>> START LISTED RECORDS
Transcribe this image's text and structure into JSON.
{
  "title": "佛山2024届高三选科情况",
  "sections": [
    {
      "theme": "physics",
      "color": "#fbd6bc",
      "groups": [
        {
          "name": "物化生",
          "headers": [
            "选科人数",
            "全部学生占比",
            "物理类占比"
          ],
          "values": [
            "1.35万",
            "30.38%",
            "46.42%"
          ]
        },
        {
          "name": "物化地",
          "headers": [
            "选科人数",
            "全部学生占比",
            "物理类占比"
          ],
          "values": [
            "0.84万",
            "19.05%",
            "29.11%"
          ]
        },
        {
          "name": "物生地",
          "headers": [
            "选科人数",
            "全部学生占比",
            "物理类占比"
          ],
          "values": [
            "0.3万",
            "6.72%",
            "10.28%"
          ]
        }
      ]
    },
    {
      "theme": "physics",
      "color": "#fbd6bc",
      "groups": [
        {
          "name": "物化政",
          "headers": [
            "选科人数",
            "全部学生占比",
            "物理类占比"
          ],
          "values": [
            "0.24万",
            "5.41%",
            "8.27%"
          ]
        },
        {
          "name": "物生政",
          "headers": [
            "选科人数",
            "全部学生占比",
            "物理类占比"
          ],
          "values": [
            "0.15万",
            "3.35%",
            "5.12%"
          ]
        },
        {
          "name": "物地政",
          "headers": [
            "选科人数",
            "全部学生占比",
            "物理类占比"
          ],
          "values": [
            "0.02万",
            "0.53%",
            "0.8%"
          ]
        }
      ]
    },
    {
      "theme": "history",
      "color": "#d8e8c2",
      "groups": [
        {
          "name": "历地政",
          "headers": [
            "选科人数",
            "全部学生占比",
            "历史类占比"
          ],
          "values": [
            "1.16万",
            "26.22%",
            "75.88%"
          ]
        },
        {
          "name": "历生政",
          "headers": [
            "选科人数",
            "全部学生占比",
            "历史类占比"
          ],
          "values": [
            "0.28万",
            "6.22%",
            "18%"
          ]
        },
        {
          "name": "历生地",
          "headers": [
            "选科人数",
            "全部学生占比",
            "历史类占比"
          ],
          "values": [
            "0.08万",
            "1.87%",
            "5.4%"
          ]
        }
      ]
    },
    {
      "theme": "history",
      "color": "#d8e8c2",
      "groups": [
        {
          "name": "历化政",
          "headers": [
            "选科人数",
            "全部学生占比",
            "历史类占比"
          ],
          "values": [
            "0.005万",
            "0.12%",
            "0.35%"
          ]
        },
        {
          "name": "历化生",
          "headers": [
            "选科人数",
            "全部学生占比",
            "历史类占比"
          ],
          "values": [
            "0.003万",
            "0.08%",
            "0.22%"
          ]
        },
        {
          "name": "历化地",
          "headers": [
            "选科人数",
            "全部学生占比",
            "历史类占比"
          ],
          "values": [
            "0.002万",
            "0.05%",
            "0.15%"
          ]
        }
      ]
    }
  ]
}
>> END LISTED RECORDS
§ **STATED EXERCISE**:
Find how many lines in the listing contain the word "name" and give that count alone.

§ **CORRECT RESPONSE**:
12